▶ _Request_:
From the line with "Give me a plain-text" down to the final line of the material below, quote every line exactly and leave out all lines before it.

▶ _Given data_:
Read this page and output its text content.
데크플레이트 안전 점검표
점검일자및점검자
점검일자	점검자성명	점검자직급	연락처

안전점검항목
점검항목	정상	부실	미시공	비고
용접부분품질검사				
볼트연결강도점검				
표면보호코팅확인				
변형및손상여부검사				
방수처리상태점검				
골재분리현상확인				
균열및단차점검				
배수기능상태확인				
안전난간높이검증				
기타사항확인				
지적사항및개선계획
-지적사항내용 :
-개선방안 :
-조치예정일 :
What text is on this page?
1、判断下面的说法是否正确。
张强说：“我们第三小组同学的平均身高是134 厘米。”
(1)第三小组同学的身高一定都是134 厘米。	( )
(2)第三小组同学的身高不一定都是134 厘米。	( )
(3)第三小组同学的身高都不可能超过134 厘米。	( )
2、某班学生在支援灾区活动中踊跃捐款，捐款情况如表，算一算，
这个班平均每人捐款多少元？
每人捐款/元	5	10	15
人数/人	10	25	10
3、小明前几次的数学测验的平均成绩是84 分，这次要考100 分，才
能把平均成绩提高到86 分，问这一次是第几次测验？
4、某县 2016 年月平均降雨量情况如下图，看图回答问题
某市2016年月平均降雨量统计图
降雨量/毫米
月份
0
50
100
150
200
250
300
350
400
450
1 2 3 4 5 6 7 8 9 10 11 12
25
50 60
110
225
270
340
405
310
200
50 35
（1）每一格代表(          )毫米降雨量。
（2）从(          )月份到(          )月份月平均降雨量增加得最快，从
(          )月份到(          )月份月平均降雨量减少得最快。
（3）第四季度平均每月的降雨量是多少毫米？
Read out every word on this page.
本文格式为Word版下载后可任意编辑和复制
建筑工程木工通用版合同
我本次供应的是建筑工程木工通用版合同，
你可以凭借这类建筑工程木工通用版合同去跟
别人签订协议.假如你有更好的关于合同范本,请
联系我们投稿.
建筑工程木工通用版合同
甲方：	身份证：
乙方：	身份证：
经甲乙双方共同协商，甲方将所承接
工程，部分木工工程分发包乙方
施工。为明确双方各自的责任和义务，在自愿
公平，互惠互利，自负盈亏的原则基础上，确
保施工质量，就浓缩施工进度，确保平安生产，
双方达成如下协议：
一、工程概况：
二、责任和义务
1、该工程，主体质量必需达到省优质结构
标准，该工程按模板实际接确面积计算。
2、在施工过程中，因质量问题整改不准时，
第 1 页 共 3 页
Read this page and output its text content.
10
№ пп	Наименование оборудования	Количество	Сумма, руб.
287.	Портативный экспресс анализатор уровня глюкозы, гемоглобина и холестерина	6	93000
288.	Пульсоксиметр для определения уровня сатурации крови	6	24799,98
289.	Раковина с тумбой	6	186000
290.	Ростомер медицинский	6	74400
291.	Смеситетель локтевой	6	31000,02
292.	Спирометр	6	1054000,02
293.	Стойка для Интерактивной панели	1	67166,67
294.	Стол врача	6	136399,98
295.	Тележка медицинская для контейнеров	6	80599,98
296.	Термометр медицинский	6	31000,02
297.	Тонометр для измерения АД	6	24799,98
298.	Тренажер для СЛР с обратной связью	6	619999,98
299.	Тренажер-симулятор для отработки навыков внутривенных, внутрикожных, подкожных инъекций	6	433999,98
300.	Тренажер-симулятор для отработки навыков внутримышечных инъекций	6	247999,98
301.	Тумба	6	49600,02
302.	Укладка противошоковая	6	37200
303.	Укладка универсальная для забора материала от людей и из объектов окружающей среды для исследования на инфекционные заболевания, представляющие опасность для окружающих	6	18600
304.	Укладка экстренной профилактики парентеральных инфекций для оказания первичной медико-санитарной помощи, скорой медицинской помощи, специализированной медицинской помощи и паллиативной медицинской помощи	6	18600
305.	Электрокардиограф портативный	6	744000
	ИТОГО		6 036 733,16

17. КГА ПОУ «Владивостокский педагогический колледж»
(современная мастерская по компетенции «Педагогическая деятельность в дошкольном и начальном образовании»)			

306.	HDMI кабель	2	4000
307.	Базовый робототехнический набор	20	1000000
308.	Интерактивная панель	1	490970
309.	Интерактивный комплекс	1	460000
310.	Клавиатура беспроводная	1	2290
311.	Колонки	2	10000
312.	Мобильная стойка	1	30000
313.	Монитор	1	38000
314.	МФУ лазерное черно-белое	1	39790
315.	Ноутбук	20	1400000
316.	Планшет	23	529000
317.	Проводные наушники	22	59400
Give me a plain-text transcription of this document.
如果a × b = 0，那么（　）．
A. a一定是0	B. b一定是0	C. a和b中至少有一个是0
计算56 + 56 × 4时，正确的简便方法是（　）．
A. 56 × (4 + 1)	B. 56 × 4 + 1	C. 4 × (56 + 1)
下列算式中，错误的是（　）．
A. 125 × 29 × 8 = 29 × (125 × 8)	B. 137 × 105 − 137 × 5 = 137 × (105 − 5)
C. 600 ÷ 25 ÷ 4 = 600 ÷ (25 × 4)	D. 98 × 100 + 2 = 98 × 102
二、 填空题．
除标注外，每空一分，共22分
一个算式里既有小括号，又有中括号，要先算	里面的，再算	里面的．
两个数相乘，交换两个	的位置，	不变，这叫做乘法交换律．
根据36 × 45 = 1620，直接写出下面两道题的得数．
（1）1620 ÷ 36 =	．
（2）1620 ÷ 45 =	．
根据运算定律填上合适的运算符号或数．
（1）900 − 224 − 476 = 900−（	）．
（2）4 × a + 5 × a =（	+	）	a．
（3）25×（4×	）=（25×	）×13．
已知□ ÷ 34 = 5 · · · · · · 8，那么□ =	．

▶ _Answer to the task_:
Give me a plain-text transcription of this document.
如果a × b = 0，那么（　）．
A. a一定是0	B. b一定是0	C. a和b中至少有一个是0
计算56 + 56 × 4时，正确的简便方法是（　）．
A. 56 × (4 + 1)	B. 56 × 4 + 1	C. 4 × (56 + 1)
下列算式中，错误的是（　）．
A. 125 × 29 × 8 = 29 × (125 × 8)	B. 137 × 105 − 137 × 5 = 137 × (105 − 5)
C. 600 ÷ 25 ÷ 4 = 600 ÷ (25 × 4)	D. 98 × 100 + 2 = 98 × 102
二、 填空题．
除标注外，每空一分，共22分
一个算式里既有小括号，又有中括号，要先算	里面的，再算	里面的．
两个数相乘，交换两个	的位置，	不变，这叫做乘法交换律．
根据36 × 45 = 1620，直接写出下面两道题的得数．
（1）1620 ÷ 36 =	．
（2）1620 ÷ 45 =	．
根据运算定律填上合适的运算符号或数．
（1）900 − 224 − 476 = 900−（	）．
（2）4 × a + 5 × a =（	+	）	a．
（3）25×（4×	）=（25×	）×13．
已知□ ÷ 34 = 5 · · · · · · 8，那么□ =	．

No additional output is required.